[What this task involves] Go through the listing and write out all of it exactly.

[Dataset]

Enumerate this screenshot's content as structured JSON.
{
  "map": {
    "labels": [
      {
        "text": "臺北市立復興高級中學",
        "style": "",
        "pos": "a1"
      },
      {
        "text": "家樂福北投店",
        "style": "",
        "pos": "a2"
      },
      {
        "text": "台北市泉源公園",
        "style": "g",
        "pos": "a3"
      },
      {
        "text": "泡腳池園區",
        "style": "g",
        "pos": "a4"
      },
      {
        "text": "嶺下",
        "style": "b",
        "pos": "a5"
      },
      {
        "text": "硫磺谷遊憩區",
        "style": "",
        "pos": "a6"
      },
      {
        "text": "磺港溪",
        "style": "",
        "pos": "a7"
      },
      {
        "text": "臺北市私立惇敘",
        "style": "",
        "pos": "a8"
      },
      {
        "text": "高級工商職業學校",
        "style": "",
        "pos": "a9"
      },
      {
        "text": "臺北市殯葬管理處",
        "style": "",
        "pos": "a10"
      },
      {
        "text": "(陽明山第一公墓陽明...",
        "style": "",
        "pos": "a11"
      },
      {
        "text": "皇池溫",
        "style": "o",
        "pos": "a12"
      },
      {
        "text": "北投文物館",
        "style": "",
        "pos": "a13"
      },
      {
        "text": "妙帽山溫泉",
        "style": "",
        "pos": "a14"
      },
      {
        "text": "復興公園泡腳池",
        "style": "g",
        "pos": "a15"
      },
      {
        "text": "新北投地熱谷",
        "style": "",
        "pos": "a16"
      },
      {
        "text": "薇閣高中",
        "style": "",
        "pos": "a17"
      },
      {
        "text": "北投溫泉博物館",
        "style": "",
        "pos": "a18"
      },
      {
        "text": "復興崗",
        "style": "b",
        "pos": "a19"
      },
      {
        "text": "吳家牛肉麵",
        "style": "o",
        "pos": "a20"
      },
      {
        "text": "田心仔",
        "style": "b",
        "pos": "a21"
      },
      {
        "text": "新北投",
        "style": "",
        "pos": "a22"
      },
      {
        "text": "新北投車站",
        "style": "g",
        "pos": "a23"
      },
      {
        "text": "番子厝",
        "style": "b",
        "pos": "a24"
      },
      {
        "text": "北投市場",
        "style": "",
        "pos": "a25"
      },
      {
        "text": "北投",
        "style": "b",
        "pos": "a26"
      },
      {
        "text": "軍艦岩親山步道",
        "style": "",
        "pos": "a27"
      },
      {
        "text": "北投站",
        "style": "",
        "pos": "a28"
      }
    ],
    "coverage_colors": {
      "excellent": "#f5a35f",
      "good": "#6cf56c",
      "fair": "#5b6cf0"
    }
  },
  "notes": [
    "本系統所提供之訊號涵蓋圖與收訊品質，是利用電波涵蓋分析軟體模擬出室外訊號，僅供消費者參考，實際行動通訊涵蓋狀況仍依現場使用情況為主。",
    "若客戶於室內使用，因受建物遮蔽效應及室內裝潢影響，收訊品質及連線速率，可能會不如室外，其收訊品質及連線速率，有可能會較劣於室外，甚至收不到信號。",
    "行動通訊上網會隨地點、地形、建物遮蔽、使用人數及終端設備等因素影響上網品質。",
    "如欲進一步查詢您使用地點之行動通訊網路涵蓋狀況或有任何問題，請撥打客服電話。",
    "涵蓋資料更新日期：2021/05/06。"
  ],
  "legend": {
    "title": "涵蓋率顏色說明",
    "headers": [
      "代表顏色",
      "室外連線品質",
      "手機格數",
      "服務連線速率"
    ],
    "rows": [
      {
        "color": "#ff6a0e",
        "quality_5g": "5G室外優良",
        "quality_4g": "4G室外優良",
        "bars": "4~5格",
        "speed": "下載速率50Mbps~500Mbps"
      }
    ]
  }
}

[Answer for this exercise]
Enumerate this screenshot's content as structured JSON.
{
  "map": {
    "labels": [
      {
        "text": "臺北市立復興高級中學",
        "style": "",
        "pos": "a1"
      },
      {
        "text": "家樂福北投店",
        "style": "",
        "pos": "a2"
      },
      {
        "text": "台北市泉源公園",
        "style": "g",
        "pos": "a3"
      },
      {
        "text": "泡腳池園區",
        "style": "g",
        "pos": "a4"
      },
      {
        "text": "嶺下",
        "style": "b",
        "pos": "a5"
      },
      {
        "text": "硫磺谷遊憩區",
        "style": "",
        "pos": "a6"
      },
      {
        "text": "磺港溪",
        "style": "",
        "pos": "a7"
      },
      {
        "text": "臺北市私立惇敘",
        "style": "",
        "pos": "a8"
      },
      {
        "text": "高級工商職業學校",
        "style": "",
        "pos": "a9"
      },
      {
        "text": "臺北市殯葬管理處",
        "style": "",
        "pos": "a10"
      },
      {
        "text": "(陽明山第一公墓陽明...",
        "style": "",
        "pos": "a11"
      },
      {
        "text": "皇池溫",
        "style": "o",
        "pos": "a12"
      },
      {
        "text": "北投文物館",
        "style": "",
        "pos": "a13"
      },
      {
        "text": "妙帽山溫泉",
        "style": "",
        "pos": "a14"
      },
      {
        "text": "復興公園泡腳池",
        "style": "g",
        "pos": "a15"
      },
      {
        "text": "新北投地熱谷",
        "style": "",
        "pos": "a16"
      },
      {
        "text": "薇閣高中",
        "style": "",
        "pos": "a17"
      },
      {
        "text": "北投溫泉博物館",
        "style": "",
        "pos": "a18"
      },
      {
        "text": "復興崗",
        "style": "b",
        "pos": "a19"
      },
      {
        "text": "吳家牛肉麵",
        "style": "o",
        "pos": "a20"
      },
      {
        "text": "田心仔",
        "style": "b",
        "pos": "a21"
      },
      {
        "text": "新北投",
        "style": "",
        "pos": "a22"
      },
      {
        "text": "新北投車站",
        "style": "g",
        "pos": "a23"
      },
      {
        "text": "番子厝",
        "style": "b",
        "pos": "a24"
      },
      {
        "text": "北投市場",
        "style": "",
        "pos": "a25"
      },
      {
        "text": "北投",
        "style": "b",
        "pos": "a26"
      },
      {
        "text": "軍艦岩親山步道",
        "style": "",
        "pos": "a27"
      },
      {
        "text": "北投站",
        "style": "",
        "pos": "a28"
      }
    ],
    "coverage_colors": {
      "excellent": "#f5a35f",
      "good": "#6cf56c",
      "fair": "#5b6cf0"
    }
  },
  "notes": [
    "本系統所提供之訊號涵蓋圖與收訊品質，是利用電波涵蓋分析軟體模擬出室外訊號，僅供消費者參考，實際行動通訊涵蓋狀況仍依現場使用情況為主。",
    "若客戶於室內使用，因受建物遮蔽效應及室內裝潢影響，收訊品質及連線速率，可能會不如室外，其收訊品質及連線速率，有可能會較劣於室外，甚至收不到信號。",
    "行動通訊上網會隨地點、地形、建物遮蔽、使用人數及終端設備等因素影響上網品質。",
    "如欲進一步查詢您使用地點之行動通訊網路涵蓋狀況或有任何問題，請撥打客服電話。",
    "涵蓋資料更新日期：2021/05/06。"
  ],
  "legend": {
    "title": "涵蓋率顏色說明",
    "headers": [
      "代表顏色",
      "室外連線品質",
      "手機格數",
      "服務連線速率"
    ],
    "rows": [
      {
        "color": "#ff6a0e",
        "quality_5g": "5G室外優良",
        "quality_4g": "4G室外優良",
        "bars": "4~5格",
        "speed": "下載速率50Mbps~500Mbps"
      }
    ]
  }
}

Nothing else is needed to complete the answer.